::: Data provided :::
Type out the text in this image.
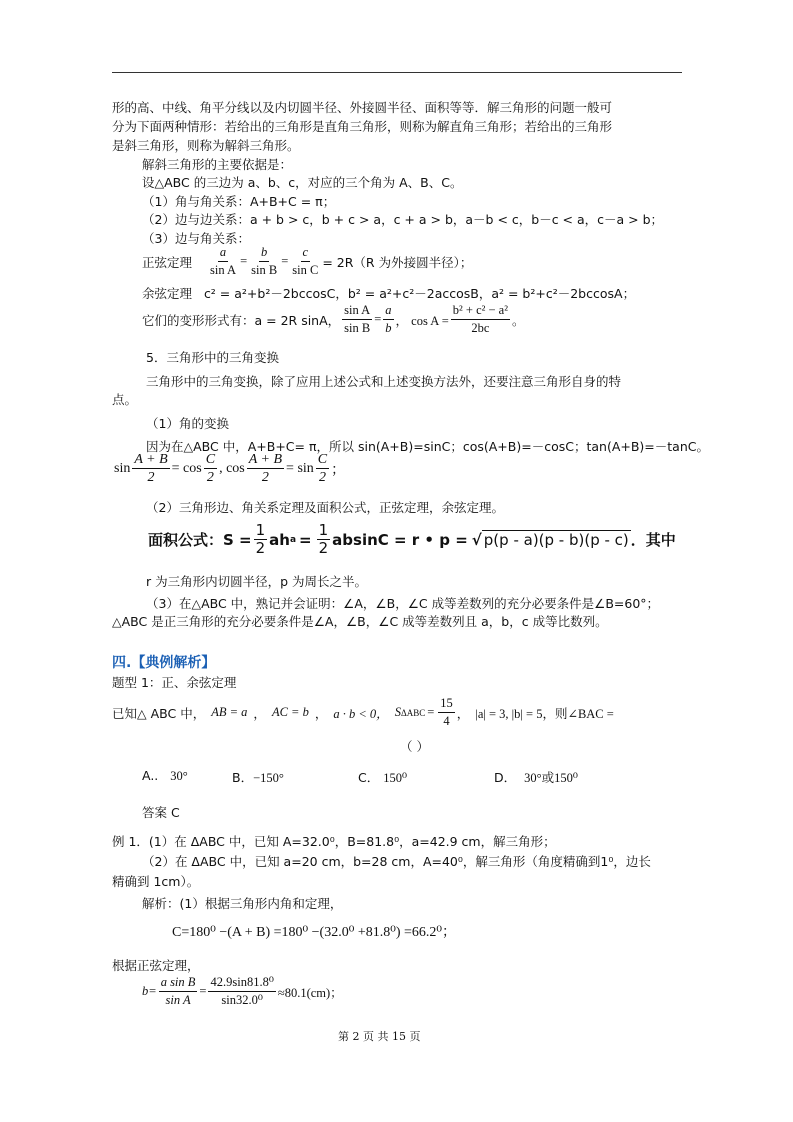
形的高、中线、角平分线以及内切圆半径、外接圆半径、面积等等．解三角形的问题一般可
分为下面两种情形：若给出的三角形是直角三角形，则称为解直角三角形；若给出的三角形
是斜三角形，则称为解斜三角形。
解斜三角形的主要依据是：
设△ABC 的三边为 a、b、c，对应的三个角为 A、B、C。
（1）角与角关系：A+B+C = π；
（2）边与边关系：a + b > c，b + c > a，c + a > b，a－b < c，b－c < a，c－a > b；
（3）边与角关系：
正弦定理 $\frac{a}{\text{sin A}} = \frac{b}{\text{sin B}} = \frac{c}{\text{sin C}} = 2R(R$ 为外接圆半径）；
余弦定理 c² = a²+b²－2bccosC，b² = a²+c²－2accosB，a² = b²+c²－2bccosA；
它们的变形形式有：a = 2R sinA， $\frac{\text{sin A}}{\text{sin B}} = \frac{a}{b}$ ， $\cos A = \frac{\text{b² + c² − a²}}{2bc}$ 。
5．三角形中的三角变换
三角形中的三角变换，除了应用上述公式和上述变换方法外，还要注意三角形自身的特
点。
（1）角的变换
因为在△ABC 中，A+B+C= π，所以 sin(A+B)=sinC；cos(A+B)=－cosC；tan(A+B)=－tanC。
$\sin \frac{A + B}{2} = \cos \frac{C}{2}$ , $\cos \frac{A + B}{2} = \sin \frac{C}{2}$ ；
（2）三角形边、角关系定理及面积公式，正弦定理，余弦定理。
面积公式：$S = \frac{1}{2}$ ah $a = \frac{1}{2}$ absinC = r • p = √ p(p - a)(p - b)(p - c) ．其中
r 为三角形内切圆半径，p 为周长之半。
（3）在△ABC 中，熟记并会证明：∠A，∠B，∠C 成等差数列的充分必要条件是∠B=60°；
△ABC 是正三角形的充分必要条件是∠A，∠B，∠C 成等差数列且 a，b，c 成等比数列。
四.【典例解析】
题型 1：正、余弦定理
已知△ ABC 中， AB = a ， AC = b ， a · b < 0， S $\Delta ABC = \frac{15}{4}$ ， |a| = 3, |b| = 5，则∠BAC =
（ ）
A.. 30°	B．−150°	C． 150⁰	D． 30°或150⁰
答案 C
例 1．(1）在 ΔABC 中，已知 A=32.0⁰，B=81.8⁰，a=42.9 cm，解三角形；
（2）在 ΔABC 中，已知 a=20 cm，b=28 cm，A=40⁰，解三角形（角度精确到1⁰，边长
精确到 1cm）。
解析：(1）根据三角形内角和定理，
C=180⁰ −(A + B) =180⁰ −(32.0⁰ +81.8⁰) =66.2⁰；
根据正弦定理，
$b= \frac{\text{a sin B}}{\text{sin A}} = \frac{\text{42.9sin81.8⁰}}{\text{sin32.0⁰}} \approx 80.1(cm)$；
第 2 页 共 15 页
:::
Pick out the lines that have the word "ΔABC". Copy them all.

例 1．(1）在 ΔABC 中，已知 A=32.0⁰，B=81.8⁰，a=42.9 cm，解三角形；
（2）在 ΔABC 中，已知 a=20 cm，b=28 cm，A=40⁰，解三角形（角度精确到1⁰，边长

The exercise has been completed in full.